Direction:
Every record should be written out exactly, please.

Given records:
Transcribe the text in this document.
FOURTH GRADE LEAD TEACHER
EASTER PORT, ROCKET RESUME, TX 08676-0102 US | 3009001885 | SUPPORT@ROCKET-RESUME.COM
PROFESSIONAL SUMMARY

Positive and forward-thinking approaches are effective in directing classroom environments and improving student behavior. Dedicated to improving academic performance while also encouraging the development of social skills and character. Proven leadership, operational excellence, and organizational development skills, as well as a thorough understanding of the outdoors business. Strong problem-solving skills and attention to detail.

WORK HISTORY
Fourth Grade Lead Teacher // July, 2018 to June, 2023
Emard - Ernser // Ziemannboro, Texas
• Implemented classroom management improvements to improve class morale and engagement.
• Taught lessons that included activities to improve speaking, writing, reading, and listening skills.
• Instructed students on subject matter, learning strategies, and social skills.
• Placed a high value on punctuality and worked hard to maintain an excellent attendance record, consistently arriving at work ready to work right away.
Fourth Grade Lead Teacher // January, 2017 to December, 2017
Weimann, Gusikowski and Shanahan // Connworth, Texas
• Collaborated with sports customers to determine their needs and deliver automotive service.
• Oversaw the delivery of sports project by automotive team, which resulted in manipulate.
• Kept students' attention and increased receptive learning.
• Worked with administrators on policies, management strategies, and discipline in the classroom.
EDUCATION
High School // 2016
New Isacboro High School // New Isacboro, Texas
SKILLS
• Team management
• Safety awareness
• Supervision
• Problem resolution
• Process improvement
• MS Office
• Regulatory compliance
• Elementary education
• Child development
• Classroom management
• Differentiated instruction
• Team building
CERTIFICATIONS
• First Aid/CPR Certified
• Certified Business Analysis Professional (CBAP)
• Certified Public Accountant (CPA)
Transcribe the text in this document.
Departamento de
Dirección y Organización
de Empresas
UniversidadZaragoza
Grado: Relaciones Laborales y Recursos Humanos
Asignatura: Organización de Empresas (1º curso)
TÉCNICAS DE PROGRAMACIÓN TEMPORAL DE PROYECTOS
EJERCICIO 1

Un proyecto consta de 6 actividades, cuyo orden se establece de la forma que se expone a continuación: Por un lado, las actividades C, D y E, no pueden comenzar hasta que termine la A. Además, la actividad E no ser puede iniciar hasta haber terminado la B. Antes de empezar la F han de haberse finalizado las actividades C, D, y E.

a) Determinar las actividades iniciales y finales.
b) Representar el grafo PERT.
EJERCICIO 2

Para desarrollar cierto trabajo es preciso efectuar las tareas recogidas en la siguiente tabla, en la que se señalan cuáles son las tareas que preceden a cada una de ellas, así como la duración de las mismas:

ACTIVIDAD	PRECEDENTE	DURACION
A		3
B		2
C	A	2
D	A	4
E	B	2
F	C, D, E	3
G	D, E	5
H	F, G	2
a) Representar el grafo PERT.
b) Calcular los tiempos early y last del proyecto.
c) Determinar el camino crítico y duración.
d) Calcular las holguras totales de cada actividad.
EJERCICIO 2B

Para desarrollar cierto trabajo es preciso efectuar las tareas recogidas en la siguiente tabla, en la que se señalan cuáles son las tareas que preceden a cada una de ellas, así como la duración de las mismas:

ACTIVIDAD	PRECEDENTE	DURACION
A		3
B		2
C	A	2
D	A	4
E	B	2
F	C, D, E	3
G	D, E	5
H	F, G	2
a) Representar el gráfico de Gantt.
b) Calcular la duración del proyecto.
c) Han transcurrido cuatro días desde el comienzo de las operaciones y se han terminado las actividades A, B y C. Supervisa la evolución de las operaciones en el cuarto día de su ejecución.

Correct response:
Transcribe the text in this document.
FOURTH GRADE LEAD TEACHER
EASTER PORT, ROCKET RESUME, TX 08676-0102 US | 3009001885 | SUPPORT@ROCKET-RESUME.COM
PROFESSIONAL SUMMARY

Positive and forward-thinking approaches are effective in directing classroom environments and improving student behavior. Dedicated to improving academic performance while also encouraging the development of social skills and character. Proven leadership, operational excellence, and organizational development skills, as well as a thorough understanding of the outdoors business. Strong problem-solving skills and attention to detail.

WORK HISTORY
Fourth Grade Lead Teacher // July, 2018 to June, 2023
Emard - Ernser // Ziemannboro, Texas
• Implemented classroom management improvements to improve class morale and engagement.
• Taught lessons that included activities to improve speaking, writing, reading, and listening skills.
• Instructed students on subject matter, learning strategies, and social skills.
• Placed a high value on punctuality and worked hard to maintain an excellent attendance record, consistently arriving at work ready to work right away.
Fourth Grade Lead Teacher // January, 2017 to December, 2017
Weimann, Gusikowski and Shanahan // Connworth, Texas
• Collaborated with sports customers to determine their needs and deliver automotive service.
• Oversaw the delivery of sports project by automotive team, which resulted in manipulate.
• Kept students' attention and increased receptive learning.
• Worked with administrators on policies, management strategies, and discipline in the classroom.
EDUCATION
High School // 2016
New Isacboro High School // New Isacboro, Texas
SKILLS
• Team management
• Safety awareness
• Supervision
• Problem resolution
• Process improvement
• MS Office
• Regulatory compliance
• Elementary education
• Child development
• Classroom management
• Differentiated instruction
• Team building
CERTIFICATIONS
• First Aid/CPR Certified
• Certified Business Analysis Professional (CBAP)
• Certified Public Accountant (CPA)
Transcribe the text in this document.
Departamento de
Dirección y Organización
de Empresas
UniversidadZaragoza
Grado: Relaciones Laborales y Recursos Humanos
Asignatura: Organización de Empresas (1º curso)
TÉCNICAS DE PROGRAMACIÓN TEMPORAL DE PROYECTOS
EJERCICIO 1

Un proyecto consta de 6 actividades, cuyo orden se establece de la forma que se expone a continuación: Por un lado, las actividades C, D y E, no pueden comenzar hasta que termine la A. Además, la actividad E no ser puede iniciar hasta haber terminado la B. Antes de empezar la F han de haberse finalizado las actividades C, D, y E.

a) Determinar las actividades iniciales y finales.
b) Representar el grafo PERT.
EJERCICIO 2

Para desarrollar cierto trabajo es preciso efectuar las tareas recogidas en la siguiente tabla, en la que se señalan cuáles son las tareas que preceden a cada una de ellas, así como la duración de las mismas:

ACTIVIDAD	PRECEDENTE	DURACION
A		3
B		2
C	A	2
D	A	4
E	B	2
F	C, D, E	3
G	D, E	5
H	F, G	2
a) Representar el grafo PERT.
b) Calcular los tiempos early y last del proyecto.
c) Determinar el camino crítico y duración.
d) Calcular las holguras totales de cada actividad.
EJERCICIO 2B

Para desarrollar cierto trabajo es preciso efectuar las tareas recogidas en la siguiente tabla, en la que se señalan cuáles son las tareas que preceden a cada una de ellas, así como la duración de las mismas:

ACTIVIDAD	PRECEDENTE	DURACION
A		3
B		2
C	A	2
D	A	4
E	B	2
F	C, D, E	3
G	D, E	5
H	F, G	2
a) Representar el gráfico de Gantt.
b) Calcular la duración del proyecto.
c) Han transcurrido cuatro días desde el comienzo de las operaciones y se han terminado las actividades A, B y C. Supervisa la evolución de las operaciones en el cuarto día de su ejecución.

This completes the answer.